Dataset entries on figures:
[start]

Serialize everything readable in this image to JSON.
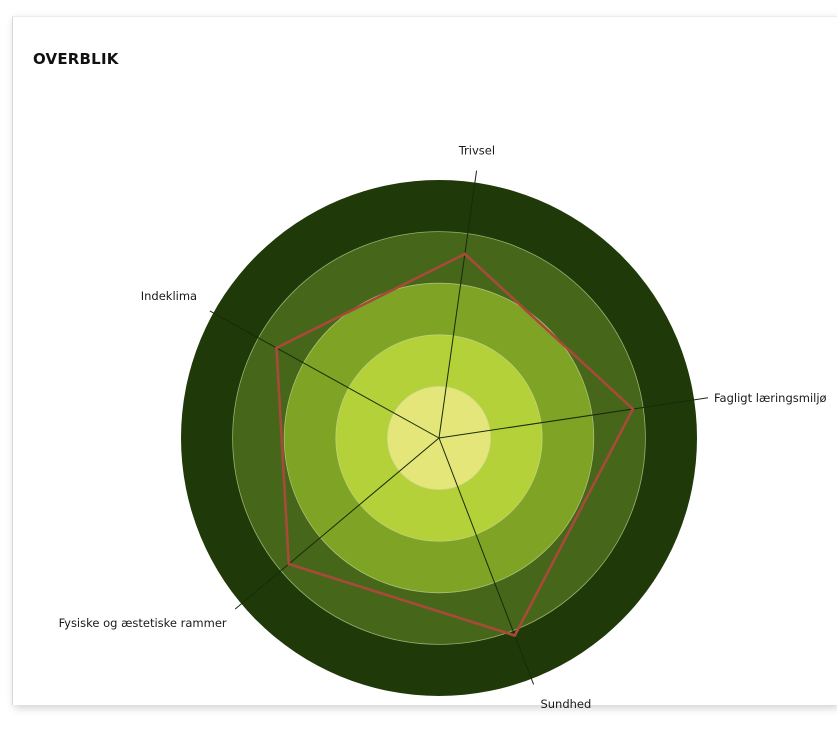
{
  "title": "OVERBLIK",
  "chart_data": {
    "type": "radar",
    "title": "OVERBLIK",
    "axes": [
      "Trivsel",
      "Fagligt læringsmiljø",
      "Sundhed",
      "Fysiske og æstetiske rammer",
      "Indeklima"
    ],
    "axis_labels_shown": [
      "Trivsel",
      "Fagligt læringsmiljø",
      "Sundhed",
      "Fysiske og æstetiske rammer",
      "Indeklima"
    ],
    "levels": 5,
    "rmax": 5,
    "series": [
      {
        "values": [
          3.6,
          3.8,
          4.1,
          3.8,
          3.6
        ],
        "color": "#a84a3a"
      }
    ],
    "band_colors": [
      "#e4e67a",
      "#b5d13a",
      "#7fa324",
      "#46661a",
      "#1f3a08"
    ],
    "grid": true,
    "legend": "none"
  }
}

[end]

DIRECTIVE:
Transcribe the preceding listing in its entirety and with exact wording, leaving out pictures.

SOLUTION TO THE EXERCISE:
Serialize everything readable in this image to JSON.
{
  "title": "OVERBLIK",
  "chart_data": {
    "type": "radar",
    "title": "OVERBLIK",
    "axes": [
      "Trivsel",
      "Fagligt læringsmiljø",
      "Sundhed",
      "Fysiske og æstetiske rammer",
      "Indeklima"
    ],
    "axis_labels_shown": [
      "Trivsel",
      "Fagligt læringsmiljø",
      "Sundhed",
      "Fysiske og æstetiske rammer",
      "Indeklima"
    ],
    "levels": 5,
    "rmax": 5,
    "series": [
      {
        "values": [
          3.6,
          3.8,
          4.1,
          3.8,
          3.6
        ],
        "color": "#a84a3a"
      }
    ],
    "band_colors": [
      "#e4e67a",
      "#b5d13a",
      "#7fa324",
      "#46661a",
      "#1f3a08"
    ],
    "grid": true,
    "legend": "none"
  }
}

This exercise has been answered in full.